* 文章の抜粋
########################################

私たちはこれまで NAOTという靴を通じて、多くの方との出会いがありました。
ミュージシャン、イラストレーターさん、文筆家さん、カフェ店主さん、作家さん等、それはもう様々なお仕事をされている方ばかり。
 
はたらく姿勢。はたらく理由。はたらく道具。はたらく仲間。人の数だけある「はたらく」にまつわるストーリーを聞かせていただきたいと思い、この企画がスタートしました。
 
 
連載 第17弾 はNAOT TOKYOの近く、浅草橋にある飲食店「めしと、さけ anno」の阿武真亜子(あんのまあこ)さんと山崎勇人さんの「はたらく」について。山崎勇人さんはNAOT TOKYOの看板をデザインしてくださったデザイナーさんで、annoではカトラリーやグラス、そして空間のデザインもされています。
奥様である阿武真亜子さんが作る料理のコンセプトは、「外食と家庭料理のあいだ」。特別感があるのにどこか落ち着くお料理を作られています。
そんなお二人に、お店について、NAOTの靴について、「はたらくこと」についてお聞きしました。
 
 

 
 
ーーNAOT TOKYOの看板は、どういう経緯で作ってくださることになったのですか?

########################################

* やること
1 - 「はたらく」についてのインタビュー記事で、この企画が始まったのはなぜだと書かれていますか。1〜3文で説明してください。
2 - 「はたらく」についてのインタビュー記事の続きを、看板の経緯をたずねる最後の問いのあとから書き進めてください。

[バウンディングボックスの注釈]
########################################

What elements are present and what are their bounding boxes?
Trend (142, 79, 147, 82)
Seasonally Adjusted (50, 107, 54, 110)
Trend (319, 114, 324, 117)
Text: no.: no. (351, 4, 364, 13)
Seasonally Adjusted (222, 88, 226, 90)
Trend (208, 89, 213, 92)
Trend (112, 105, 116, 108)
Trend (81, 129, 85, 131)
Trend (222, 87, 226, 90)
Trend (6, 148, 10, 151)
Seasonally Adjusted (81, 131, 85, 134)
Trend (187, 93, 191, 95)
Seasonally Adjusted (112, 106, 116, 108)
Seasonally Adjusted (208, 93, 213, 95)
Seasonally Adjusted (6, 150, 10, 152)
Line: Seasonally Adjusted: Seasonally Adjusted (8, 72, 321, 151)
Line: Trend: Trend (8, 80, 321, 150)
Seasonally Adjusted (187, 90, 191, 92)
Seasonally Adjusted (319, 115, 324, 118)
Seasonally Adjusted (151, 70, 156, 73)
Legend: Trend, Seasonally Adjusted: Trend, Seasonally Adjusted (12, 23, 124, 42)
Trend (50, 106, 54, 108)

########################################

* 回答
1 - NAOTの靴を通じて、ミュージシャンやイラストレーター、文筆家、カフェ店主、作家など、さまざまな仕事をする人たちと出会ってきたからです。そこで、人の数だけある「はたらく」にまつわるストーリーを聞かせてもらいたいと思い、この企画が始まりました。

2 -
山崎さん:NAOTの代表の宮川さんから依頼を受けたんです。宮川さんのイメージを聞いて、シンプルでNAOTらしさのあるものを提案したんです。実はあの看板はもともと真っ黒の金属で、経年変化して茶色くなるという。それが革靴と似ているなと思ってこのデザインを提案させていただきました。
 
ーーあの看板は経年変化することを前提に作られたのですね!
 
山崎さん:はい。金属で表面が錆びやすい素材があって。錆びって悪いことだけでもなくって、表面に膜を張るのでそれ以上は腐食しないっていう防腐の効果もあるんです。錆びを革の経年変化と見立てて作らせてもらいました。
 
ーー次に、NAOTの靴についてお聞きしたいと思います。NAOTを知ったきっかけは?

 
阿武さん:私は5〜6年前に蔵前によく遊びに来ていて、どんなお店があるかなと調べているときに知りました。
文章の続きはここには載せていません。